__YOUR INSTRUCTIONS__
Below is some material; transcribe all of it exactly.

------------------------------------

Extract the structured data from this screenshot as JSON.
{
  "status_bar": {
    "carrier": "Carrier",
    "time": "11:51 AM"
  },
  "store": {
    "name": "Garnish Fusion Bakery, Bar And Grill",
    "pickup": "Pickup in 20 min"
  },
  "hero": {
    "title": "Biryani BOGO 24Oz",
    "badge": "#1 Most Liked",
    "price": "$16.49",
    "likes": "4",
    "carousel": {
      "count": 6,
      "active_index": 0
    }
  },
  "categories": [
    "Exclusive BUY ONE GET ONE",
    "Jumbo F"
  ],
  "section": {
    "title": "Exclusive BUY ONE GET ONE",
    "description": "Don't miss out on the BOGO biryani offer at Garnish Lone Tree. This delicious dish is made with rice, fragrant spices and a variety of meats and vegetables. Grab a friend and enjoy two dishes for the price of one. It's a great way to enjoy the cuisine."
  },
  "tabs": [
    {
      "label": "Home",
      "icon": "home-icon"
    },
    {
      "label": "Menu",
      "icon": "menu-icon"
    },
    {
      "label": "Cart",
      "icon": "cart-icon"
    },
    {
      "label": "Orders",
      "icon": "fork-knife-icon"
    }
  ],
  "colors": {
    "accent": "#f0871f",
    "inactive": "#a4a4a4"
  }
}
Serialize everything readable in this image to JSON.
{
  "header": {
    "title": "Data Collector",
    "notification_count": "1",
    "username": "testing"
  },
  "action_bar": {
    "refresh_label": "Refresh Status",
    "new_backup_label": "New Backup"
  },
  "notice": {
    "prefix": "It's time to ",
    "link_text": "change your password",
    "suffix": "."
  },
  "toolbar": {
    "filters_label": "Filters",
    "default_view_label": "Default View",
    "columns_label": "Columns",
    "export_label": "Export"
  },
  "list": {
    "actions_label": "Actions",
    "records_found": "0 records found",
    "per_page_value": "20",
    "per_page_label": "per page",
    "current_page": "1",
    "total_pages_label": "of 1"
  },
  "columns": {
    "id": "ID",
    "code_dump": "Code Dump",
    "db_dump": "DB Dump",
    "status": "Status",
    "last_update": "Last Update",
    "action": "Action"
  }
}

------------------------------------

__RESPONSE TO THE TASK__
Extract the structured data from this screenshot as JSON.
{
  "status_bar": {
    "carrier": "Carrier",
    "time": "11:51 AM"
  },
  "store": {
    "name": "Garnish Fusion Bakery, Bar And Grill",
    "pickup": "Pickup in 20 min"
  },
  "hero": {
    "title": "Biryani BOGO 24Oz",
    "badge": "#1 Most Liked",
    "price": "$16.49",
    "likes": "4",
    "carousel": {
      "count": 6,
      "active_index": 0
    }
  },
  "categories": [
    "Exclusive BUY ONE GET ONE",
    "Jumbo F"
  ],
  "section": {
    "title": "Exclusive BUY ONE GET ONE",
    "description": "Don't miss out on the BOGO biryani offer at Garnish Lone Tree. This delicious dish is made with rice, fragrant spices and a variety of meats and vegetables. Grab a friend and enjoy two dishes for the price of one. It's a great way to enjoy the cuisine."
  },
  "tabs": [
    {
      "label": "Home",
      "icon": "home-icon"
    },
    {
      "label": "Menu",
      "icon": "menu-icon"
    },
    {
      "label": "Cart",
      "icon": "cart-icon"
    },
    {
      "label": "Orders",
      "icon": "fork-knife-icon"
    }
  ],
  "colors": {
    "accent": "#f0871f",
    "inactive": "#a4a4a4"
  }
}
Serialize everything readable in this image to JSON.
{
  "header": {
    "title": "Data Collector",
    "notification_count": "1",
    "username": "testing"
  },
  "action_bar": {
    "refresh_label": "Refresh Status",
    "new_backup_label": "New Backup"
  },
  "notice": {
    "prefix": "It's time to ",
    "link_text": "change your password",
    "suffix": "."
  },
  "toolbar": {
    "filters_label": "Filters",
    "default_view_label": "Default View",
    "columns_label": "Columns",
    "export_label": "Export"
  },
  "list": {
    "actions_label": "Actions",
    "records_found": "0 records found",
    "per_page_value": "20",
    "per_page_label": "per page",
    "current_page": "1",
    "total_pages_label": "of 1"
  },
  "columns": {
    "id": "ID",
    "code_dump": "Code Dump",
    "db_dump": "DB Dump",
    "status": "Status",
    "last_update": "Last Update",
    "action": "Action"
  }
}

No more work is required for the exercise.